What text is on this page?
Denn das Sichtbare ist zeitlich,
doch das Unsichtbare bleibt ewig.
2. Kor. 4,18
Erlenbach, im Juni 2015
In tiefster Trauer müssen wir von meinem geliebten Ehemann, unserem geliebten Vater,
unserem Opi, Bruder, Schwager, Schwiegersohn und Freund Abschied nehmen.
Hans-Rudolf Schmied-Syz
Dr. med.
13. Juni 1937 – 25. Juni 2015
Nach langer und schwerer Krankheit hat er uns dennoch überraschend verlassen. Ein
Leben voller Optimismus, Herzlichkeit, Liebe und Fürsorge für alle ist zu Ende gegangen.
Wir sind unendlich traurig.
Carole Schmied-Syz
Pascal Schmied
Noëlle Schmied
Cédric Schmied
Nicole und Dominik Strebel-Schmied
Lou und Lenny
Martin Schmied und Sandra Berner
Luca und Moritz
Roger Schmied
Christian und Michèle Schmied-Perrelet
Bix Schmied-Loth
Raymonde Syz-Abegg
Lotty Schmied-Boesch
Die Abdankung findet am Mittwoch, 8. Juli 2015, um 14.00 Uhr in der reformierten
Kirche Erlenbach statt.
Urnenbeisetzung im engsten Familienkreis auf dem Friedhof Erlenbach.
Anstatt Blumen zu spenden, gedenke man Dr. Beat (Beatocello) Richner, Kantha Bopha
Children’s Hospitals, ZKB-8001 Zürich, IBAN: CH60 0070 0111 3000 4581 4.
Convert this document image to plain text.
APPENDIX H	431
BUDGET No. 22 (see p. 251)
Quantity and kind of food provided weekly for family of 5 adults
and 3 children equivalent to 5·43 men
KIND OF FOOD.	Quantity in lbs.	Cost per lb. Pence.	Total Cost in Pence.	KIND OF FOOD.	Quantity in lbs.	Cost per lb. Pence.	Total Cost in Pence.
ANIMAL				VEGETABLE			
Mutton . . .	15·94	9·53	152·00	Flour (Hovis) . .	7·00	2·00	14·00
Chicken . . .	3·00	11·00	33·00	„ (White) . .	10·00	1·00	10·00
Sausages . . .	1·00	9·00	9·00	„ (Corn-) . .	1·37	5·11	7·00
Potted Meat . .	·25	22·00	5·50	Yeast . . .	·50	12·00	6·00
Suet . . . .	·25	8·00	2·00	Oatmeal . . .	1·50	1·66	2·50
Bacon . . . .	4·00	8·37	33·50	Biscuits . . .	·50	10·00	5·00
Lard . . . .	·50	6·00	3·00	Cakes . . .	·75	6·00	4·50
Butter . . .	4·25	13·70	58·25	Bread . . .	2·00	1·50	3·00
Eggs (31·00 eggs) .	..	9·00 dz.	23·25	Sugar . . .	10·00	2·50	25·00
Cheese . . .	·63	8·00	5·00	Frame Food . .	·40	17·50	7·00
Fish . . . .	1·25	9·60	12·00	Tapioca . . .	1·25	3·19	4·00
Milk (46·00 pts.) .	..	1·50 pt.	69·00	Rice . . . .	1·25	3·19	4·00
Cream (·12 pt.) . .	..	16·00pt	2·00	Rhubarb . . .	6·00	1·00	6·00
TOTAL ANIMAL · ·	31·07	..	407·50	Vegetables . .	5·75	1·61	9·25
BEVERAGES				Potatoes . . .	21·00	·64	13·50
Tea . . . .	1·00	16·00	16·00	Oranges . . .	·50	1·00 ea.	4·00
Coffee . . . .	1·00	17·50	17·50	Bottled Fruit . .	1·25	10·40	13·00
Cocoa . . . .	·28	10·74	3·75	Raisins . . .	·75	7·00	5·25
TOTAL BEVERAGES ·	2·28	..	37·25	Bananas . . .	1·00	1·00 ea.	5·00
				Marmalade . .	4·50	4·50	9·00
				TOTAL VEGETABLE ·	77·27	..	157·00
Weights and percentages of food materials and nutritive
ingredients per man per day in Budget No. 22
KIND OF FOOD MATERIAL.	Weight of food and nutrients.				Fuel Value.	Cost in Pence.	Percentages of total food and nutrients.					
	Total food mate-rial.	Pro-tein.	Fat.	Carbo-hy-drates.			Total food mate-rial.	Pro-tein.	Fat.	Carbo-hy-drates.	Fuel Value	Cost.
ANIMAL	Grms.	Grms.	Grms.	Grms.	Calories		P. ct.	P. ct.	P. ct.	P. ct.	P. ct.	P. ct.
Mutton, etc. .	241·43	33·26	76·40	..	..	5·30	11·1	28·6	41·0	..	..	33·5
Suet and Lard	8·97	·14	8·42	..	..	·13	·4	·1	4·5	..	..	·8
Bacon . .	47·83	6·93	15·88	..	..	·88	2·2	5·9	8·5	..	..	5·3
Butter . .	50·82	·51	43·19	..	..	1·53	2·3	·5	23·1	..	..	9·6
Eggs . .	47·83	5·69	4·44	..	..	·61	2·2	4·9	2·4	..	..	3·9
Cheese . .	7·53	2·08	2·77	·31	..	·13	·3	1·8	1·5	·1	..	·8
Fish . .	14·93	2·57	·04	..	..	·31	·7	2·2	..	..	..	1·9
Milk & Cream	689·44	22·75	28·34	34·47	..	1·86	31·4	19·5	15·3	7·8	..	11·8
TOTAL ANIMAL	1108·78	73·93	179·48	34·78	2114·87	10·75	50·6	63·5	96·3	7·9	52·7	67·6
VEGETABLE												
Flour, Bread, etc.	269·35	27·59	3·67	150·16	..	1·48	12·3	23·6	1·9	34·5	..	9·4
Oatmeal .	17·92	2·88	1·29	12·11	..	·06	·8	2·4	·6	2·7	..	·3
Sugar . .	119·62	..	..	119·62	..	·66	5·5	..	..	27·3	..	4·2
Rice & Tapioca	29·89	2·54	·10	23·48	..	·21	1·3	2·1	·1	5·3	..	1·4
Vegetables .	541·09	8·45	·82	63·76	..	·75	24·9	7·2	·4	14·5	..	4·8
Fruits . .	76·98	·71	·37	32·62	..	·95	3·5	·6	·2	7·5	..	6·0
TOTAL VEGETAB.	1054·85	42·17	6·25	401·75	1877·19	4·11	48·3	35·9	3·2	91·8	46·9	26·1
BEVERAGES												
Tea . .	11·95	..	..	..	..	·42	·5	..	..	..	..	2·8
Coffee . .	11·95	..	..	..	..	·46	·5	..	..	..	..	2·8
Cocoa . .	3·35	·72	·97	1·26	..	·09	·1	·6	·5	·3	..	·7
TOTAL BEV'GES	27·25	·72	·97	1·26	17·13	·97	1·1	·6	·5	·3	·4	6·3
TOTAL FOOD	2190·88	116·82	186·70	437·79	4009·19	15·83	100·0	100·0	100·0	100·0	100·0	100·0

+ + + +

* **Set problem**
Every line of the data above should be reproduced word for word.

* **Exercise response**
What text is on this page?
Denn das Sichtbare ist zeitlich,
doch das Unsichtbare bleibt ewig.
2. Kor. 4,18
Erlenbach, im Juni 2015
In tiefster Trauer müssen wir von meinem geliebten Ehemann, unserem geliebten Vater,
unserem Opi, Bruder, Schwager, Schwiegersohn und Freund Abschied nehmen.
Hans-Rudolf Schmied-Syz
Dr. med.
13. Juni 1937 – 25. Juni 2015
Nach langer und schwerer Krankheit hat er uns dennoch überraschend verlassen. Ein
Leben voller Optimismus, Herzlichkeit, Liebe und Fürsorge für alle ist zu Ende gegangen.
Wir sind unendlich traurig.
Carole Schmied-Syz
Pascal Schmied
Noëlle Schmied
Cédric Schmied
Nicole und Dominik Strebel-Schmied
Lou und Lenny
Martin Schmied und Sandra Berner
Luca und Moritz
Roger Schmied
Christian und Michèle Schmied-Perrelet
Bix Schmied-Loth
Raymonde Syz-Abegg
Lotty Schmied-Boesch
Die Abdankung findet am Mittwoch, 8. Juli 2015, um 14.00 Uhr in der reformierten
Kirche Erlenbach statt.
Urnenbeisetzung im engsten Familienkreis auf dem Friedhof Erlenbach.
Anstatt Blumen zu spenden, gedenke man Dr. Beat (Beatocello) Richner, Kantha Bopha
Children’s Hospitals, ZKB-8001 Zürich, IBAN: CH60 0070 0111 3000 4581 4.
Convert this document image to plain text.
APPENDIX H	431
BUDGET No. 22 (see p. 251)
Quantity and kind of food provided weekly for family of 5 adults
and 3 children equivalent to 5·43 men
KIND OF FOOD.	Quantity in lbs.	Cost per lb. Pence.	Total Cost in Pence.	KIND OF FOOD.	Quantity in lbs.	Cost per lb. Pence.	Total Cost in Pence.
ANIMAL				VEGETABLE			
Mutton . . .	15·94	9·53	152·00	Flour (Hovis) . .	7·00	2·00	14·00
Chicken . . .	3·00	11·00	33·00	„ (White) . .	10·00	1·00	10·00
Sausages . . .	1·00	9·00	9·00	„ (Corn-) . .	1·37	5·11	7·00
Potted Meat . .	·25	22·00	5·50	Yeast . . .	·50	12·00	6·00
Suet . . . .	·25	8·00	2·00	Oatmeal . . .	1·50	1·66	2·50
Bacon . . . .	4·00	8·37	33·50	Biscuits . . .	·50	10·00	5·00
Lard . . . .	·50	6·00	3·00	Cakes . . .	·75	6·00	4·50
Butter . . .	4·25	13·70	58·25	Bread . . .	2·00	1·50	3·00
Eggs (31·00 eggs) .	..	9·00 dz.	23·25	Sugar . . .	10·00	2·50	25·00
Cheese . . .	·63	8·00	5·00	Frame Food . .	·40	17·50	7·00
Fish . . . .	1·25	9·60	12·00	Tapioca . . .	1·25	3·19	4·00
Milk (46·00 pts.) .	..	1·50 pt.	69·00	Rice . . . .	1·25	3·19	4·00
Cream (·12 pt.) . .	..	16·00pt	2·00	Rhubarb . . .	6·00	1·00	6·00
TOTAL ANIMAL · ·	31·07	..	407·50	Vegetables . .	5·75	1·61	9·25
BEVERAGES				Potatoes . . .	21·00	·64	13·50
Tea . . . .	1·00	16·00	16·00	Oranges . . .	·50	1·00 ea.	4·00
Coffee . . . .	1·00	17·50	17·50	Bottled Fruit . .	1·25	10·40	13·00
Cocoa . . . .	·28	10·74	3·75	Raisins . . .	·75	7·00	5·25
TOTAL BEVERAGES ·	2·28	..	37·25	Bananas . . .	1·00	1·00 ea.	5·00
				Marmalade . .	4·50	4·50	9·00
				TOTAL VEGETABLE ·	77·27	..	157·00
Weights and percentages of food materials and nutritive
ingredients per man per day in Budget No. 22
KIND OF FOOD MATERIAL.	Weight of food and nutrients.				Fuel Value.	Cost in Pence.	Percentages of total food and nutrients.					
	Total food mate-rial.	Pro-tein.	Fat.	Carbo-hy-drates.			Total food mate-rial.	Pro-tein.	Fat.	Carbo-hy-drates.	Fuel Value	Cost.
ANIMAL	Grms.	Grms.	Grms.	Grms.	Calories		P. ct.	P. ct.	P. ct.	P. ct.	P. ct.	P. ct.
Mutton, etc. .	241·43	33·26	76·40	..	..	5·30	11·1	28·6	41·0	..	..	33·5
Suet and Lard	8·97	·14	8·42	..	..	·13	·4	·1	4·5	..	..	·8
Bacon . .	47·83	6·93	15·88	..	..	·88	2·2	5·9	8·5	..	..	5·3
Butter . .	50·82	·51	43·19	..	..	1·53	2·3	·5	23·1	..	..	9·6
Eggs . .	47·83	5·69	4·44	..	..	·61	2·2	4·9	2·4	..	..	3·9
Cheese . .	7·53	2·08	2·77	·31	..	·13	·3	1·8	1·5	·1	..	·8
Fish . .	14·93	2·57	·04	..	..	·31	·7	2·2	..	..	..	1·9
Milk & Cream	689·44	22·75	28·34	34·47	..	1·86	31·4	19·5	15·3	7·8	..	11·8
TOTAL ANIMAL	1108·78	73·93	179·48	34·78	2114·87	10·75	50·6	63·5	96·3	7·9	52·7	67·6
VEGETABLE												
Flour, Bread, etc.	269·35	27·59	3·67	150·16	..	1·48	12·3	23·6	1·9	34·5	..	9·4
Oatmeal .	17·92	2·88	1·29	12·11	..	·06	·8	2·4	·6	2·7	..	·3
Sugar . .	119·62	..	..	119·62	..	·66	5·5	..	..	27·3	..	4·2
Rice & Tapioca	29·89	2·54	·10	23·48	..	·21	1·3	2·1	·1	5·3	..	1·4
Vegetables .	541·09	8·45	·82	63·76	..	·75	24·9	7·2	·4	14·5	..	4·8
Fruits . .	76·98	·71	·37	32·62	..	·95	3·5	·6	·2	7·5	..	6·0
TOTAL VEGETAB.	1054·85	42·17	6·25	401·75	1877·19	4·11	48·3	35·9	3·2	91·8	46·9	26·1
BEVERAGES												
Tea . .	11·95	..	..	..	..	·42	·5	..	..	..	..	2·8
Coffee . .	11·95	..	..	..	..	·46	·5	..	..	..	..	2·8
Cocoa . .	3·35	·72	·97	1·26	..	·09	·1	·6	·5	·3	..	·7
TOTAL BEV'GES	27·25	·72	·97	1·26	17·13	·97	1·1	·6	·5	·3	·4	6·3
TOTAL FOOD	2190·88	116·82	186·70	437·79	4009·19	15·83	100·0	100·0	100·0	100·0	100·0	100·0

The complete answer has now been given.